§ **PROBLEM**
Reproduce, word for word, the whole text on outsourcing and moving personal data across borders.

§ **DOCUMENT SEGMENT**
This blogs outlines and tackles the general issues that companies must consider when they permit outsourcing partners to transfer personal data across national boundaries. In particular, it examines issues that may arise under U.S. law, and also considers the regimes in three popular outsourcing destinations, the Philippines, India and Canada.
The Global Privacy Laws, as most corporate executives know, different countries have taken different approaches to privacy. The European Union, for example, has long-standing laws that strictly limit the processing and transfer of all personal information. The U.S. has taken a more focused approach, limiting companies’ ability to process data when that processing creates the possibility of real harm to individuals. When considering any type of data processing — internal or by a vendor — the company must consider what regulations apply to the processing in the jurisdiction where the data was collected. When data is transferred to another jurisdiction for processing, such as in an off-shore outsourcing relationship, the company must also consider how the laws (or lack of laws) in the target jurisdiction may affect the processing and its rights with respect to the information.

Element and region listings:
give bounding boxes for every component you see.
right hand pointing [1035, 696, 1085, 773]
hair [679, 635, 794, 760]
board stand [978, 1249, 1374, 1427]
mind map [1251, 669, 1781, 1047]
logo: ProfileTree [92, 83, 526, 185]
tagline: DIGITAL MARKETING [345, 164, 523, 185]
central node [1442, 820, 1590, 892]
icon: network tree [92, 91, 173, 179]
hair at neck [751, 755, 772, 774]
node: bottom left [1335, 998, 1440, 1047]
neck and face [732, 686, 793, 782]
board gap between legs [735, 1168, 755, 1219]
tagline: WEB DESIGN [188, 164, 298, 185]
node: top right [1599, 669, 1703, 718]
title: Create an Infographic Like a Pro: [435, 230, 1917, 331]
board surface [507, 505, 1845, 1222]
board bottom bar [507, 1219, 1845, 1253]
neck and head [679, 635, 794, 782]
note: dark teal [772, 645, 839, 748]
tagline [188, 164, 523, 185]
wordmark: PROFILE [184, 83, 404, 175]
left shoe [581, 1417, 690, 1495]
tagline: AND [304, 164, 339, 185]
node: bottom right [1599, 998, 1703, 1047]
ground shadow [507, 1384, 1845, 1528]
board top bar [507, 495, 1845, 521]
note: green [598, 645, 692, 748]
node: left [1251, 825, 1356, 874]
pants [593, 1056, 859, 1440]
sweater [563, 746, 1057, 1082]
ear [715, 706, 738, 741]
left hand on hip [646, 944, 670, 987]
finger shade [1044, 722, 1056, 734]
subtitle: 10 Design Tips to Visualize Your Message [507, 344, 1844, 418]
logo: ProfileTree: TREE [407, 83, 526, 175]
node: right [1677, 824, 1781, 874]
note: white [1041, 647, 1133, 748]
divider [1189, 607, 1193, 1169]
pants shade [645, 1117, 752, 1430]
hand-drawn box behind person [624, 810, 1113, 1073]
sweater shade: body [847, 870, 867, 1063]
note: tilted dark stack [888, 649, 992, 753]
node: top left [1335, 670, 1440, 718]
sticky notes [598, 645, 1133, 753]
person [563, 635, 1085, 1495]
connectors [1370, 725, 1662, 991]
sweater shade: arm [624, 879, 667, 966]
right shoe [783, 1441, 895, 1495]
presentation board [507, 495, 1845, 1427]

==

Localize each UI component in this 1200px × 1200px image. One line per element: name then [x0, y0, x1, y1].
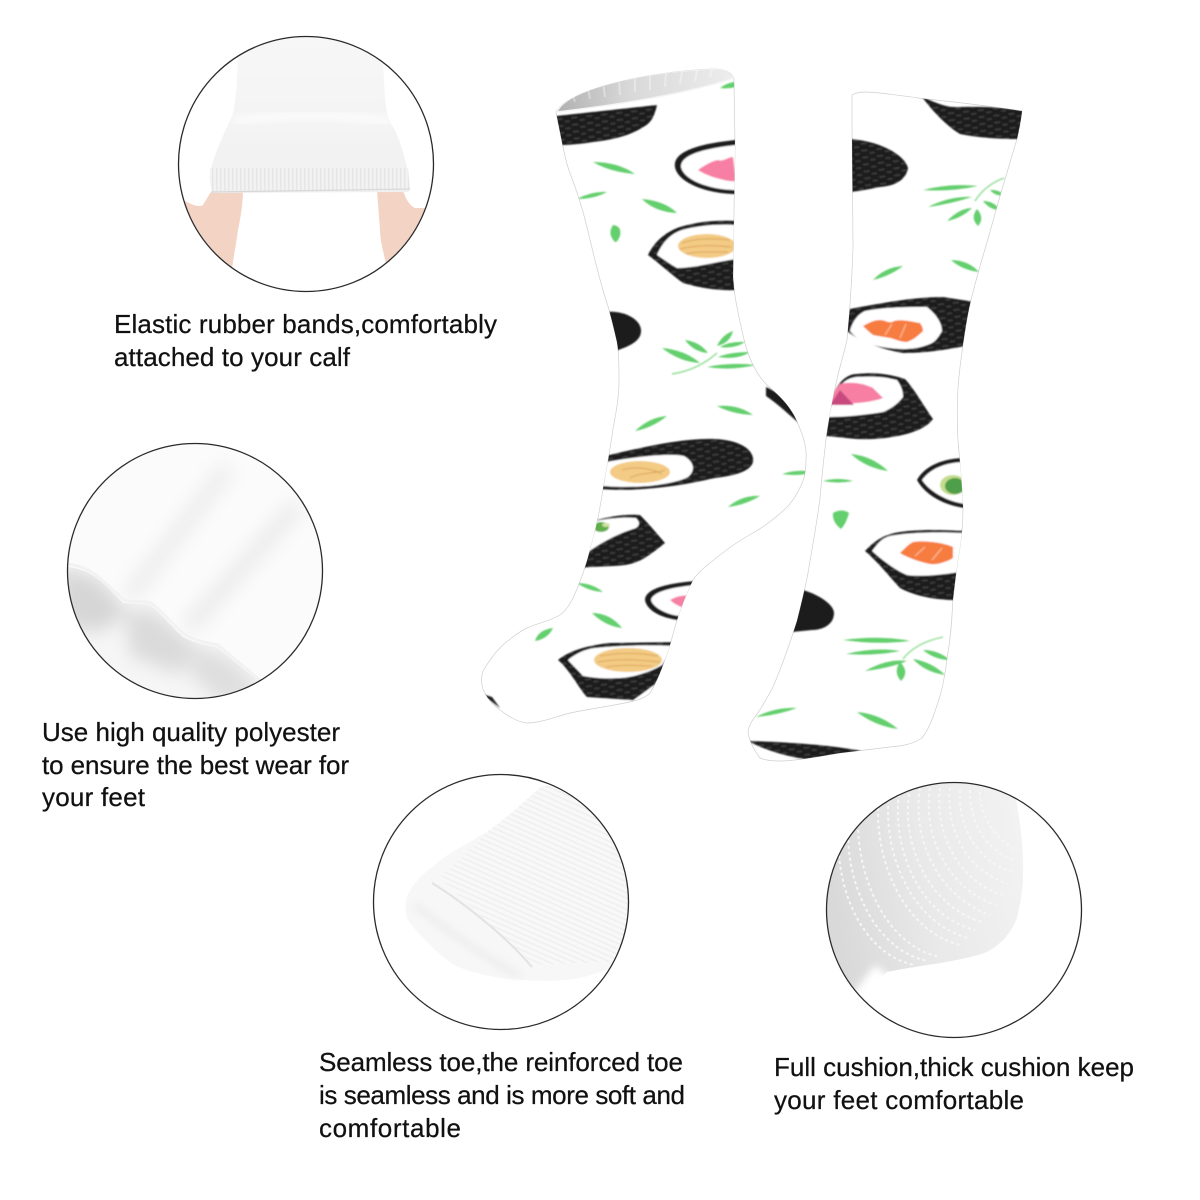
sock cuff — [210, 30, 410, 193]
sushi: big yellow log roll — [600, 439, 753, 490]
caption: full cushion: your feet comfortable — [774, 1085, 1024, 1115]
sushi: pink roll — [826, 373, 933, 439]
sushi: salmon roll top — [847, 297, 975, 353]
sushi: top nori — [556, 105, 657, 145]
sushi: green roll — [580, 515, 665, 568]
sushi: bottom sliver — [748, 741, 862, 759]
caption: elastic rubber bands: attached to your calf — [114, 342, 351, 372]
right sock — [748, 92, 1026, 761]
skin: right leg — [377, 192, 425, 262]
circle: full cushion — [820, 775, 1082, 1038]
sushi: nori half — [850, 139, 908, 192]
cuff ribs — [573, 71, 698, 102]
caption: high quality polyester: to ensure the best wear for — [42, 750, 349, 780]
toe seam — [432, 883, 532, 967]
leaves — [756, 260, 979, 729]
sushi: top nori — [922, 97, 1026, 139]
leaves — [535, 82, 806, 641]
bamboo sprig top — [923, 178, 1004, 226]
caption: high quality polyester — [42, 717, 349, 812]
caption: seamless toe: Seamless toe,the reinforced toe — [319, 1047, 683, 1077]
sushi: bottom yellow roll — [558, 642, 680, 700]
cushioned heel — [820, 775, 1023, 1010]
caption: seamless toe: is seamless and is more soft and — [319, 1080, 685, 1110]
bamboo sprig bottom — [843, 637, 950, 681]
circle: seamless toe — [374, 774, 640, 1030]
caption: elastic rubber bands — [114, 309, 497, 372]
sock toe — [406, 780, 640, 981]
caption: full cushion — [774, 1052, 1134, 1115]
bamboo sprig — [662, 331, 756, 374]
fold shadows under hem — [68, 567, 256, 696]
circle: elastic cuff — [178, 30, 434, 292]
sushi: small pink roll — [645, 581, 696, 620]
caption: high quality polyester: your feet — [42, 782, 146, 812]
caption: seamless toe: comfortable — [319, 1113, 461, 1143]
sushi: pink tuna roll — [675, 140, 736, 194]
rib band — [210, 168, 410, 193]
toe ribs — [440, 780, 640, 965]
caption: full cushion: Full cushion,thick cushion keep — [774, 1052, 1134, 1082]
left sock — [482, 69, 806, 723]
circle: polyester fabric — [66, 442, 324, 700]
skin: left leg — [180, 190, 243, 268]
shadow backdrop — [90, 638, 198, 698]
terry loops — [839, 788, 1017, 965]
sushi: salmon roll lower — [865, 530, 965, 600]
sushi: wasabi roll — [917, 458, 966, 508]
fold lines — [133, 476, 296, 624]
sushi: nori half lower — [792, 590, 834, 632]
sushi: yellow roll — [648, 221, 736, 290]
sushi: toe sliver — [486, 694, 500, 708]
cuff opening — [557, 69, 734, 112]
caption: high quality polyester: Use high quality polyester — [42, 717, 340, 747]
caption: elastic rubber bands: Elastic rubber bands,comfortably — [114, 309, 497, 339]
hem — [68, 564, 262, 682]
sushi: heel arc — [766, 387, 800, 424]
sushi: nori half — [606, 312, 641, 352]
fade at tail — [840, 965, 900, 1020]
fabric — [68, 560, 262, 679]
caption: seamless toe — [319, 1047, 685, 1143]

§ **EXERCISE OUTPUT**
This blogs outlines and tackles the general issues that companies must consider when they permit outsourcing partners to transfer personal data across national boundaries. In particular, it examines issues that may arise under U.S. law, and also considers the regimes in three popular outsourcing destinations, the Philippines, India and Canada.
The Global Privacy Laws, as most corporate executives know, different countries have taken different approaches to privacy. The European Union, for example, has long-standing laws that strictly limit the processing and transfer of all personal information. The U.S. has taken a more focused approach, limiting companies’ ability to process data when that processing creates the possibility of real harm to individuals. When considering any type of data processing — internal or by a vendor — the company must consider what regulations apply to the processing in the jurisdiction where the data was collected. When data is transferred to another jurisdiction for processing, such as in an off-shore outsourcing relationship, the company must also consider how the laws (or lack of laws) in the target jurisdiction may affect the processing and its rights with respect to the information.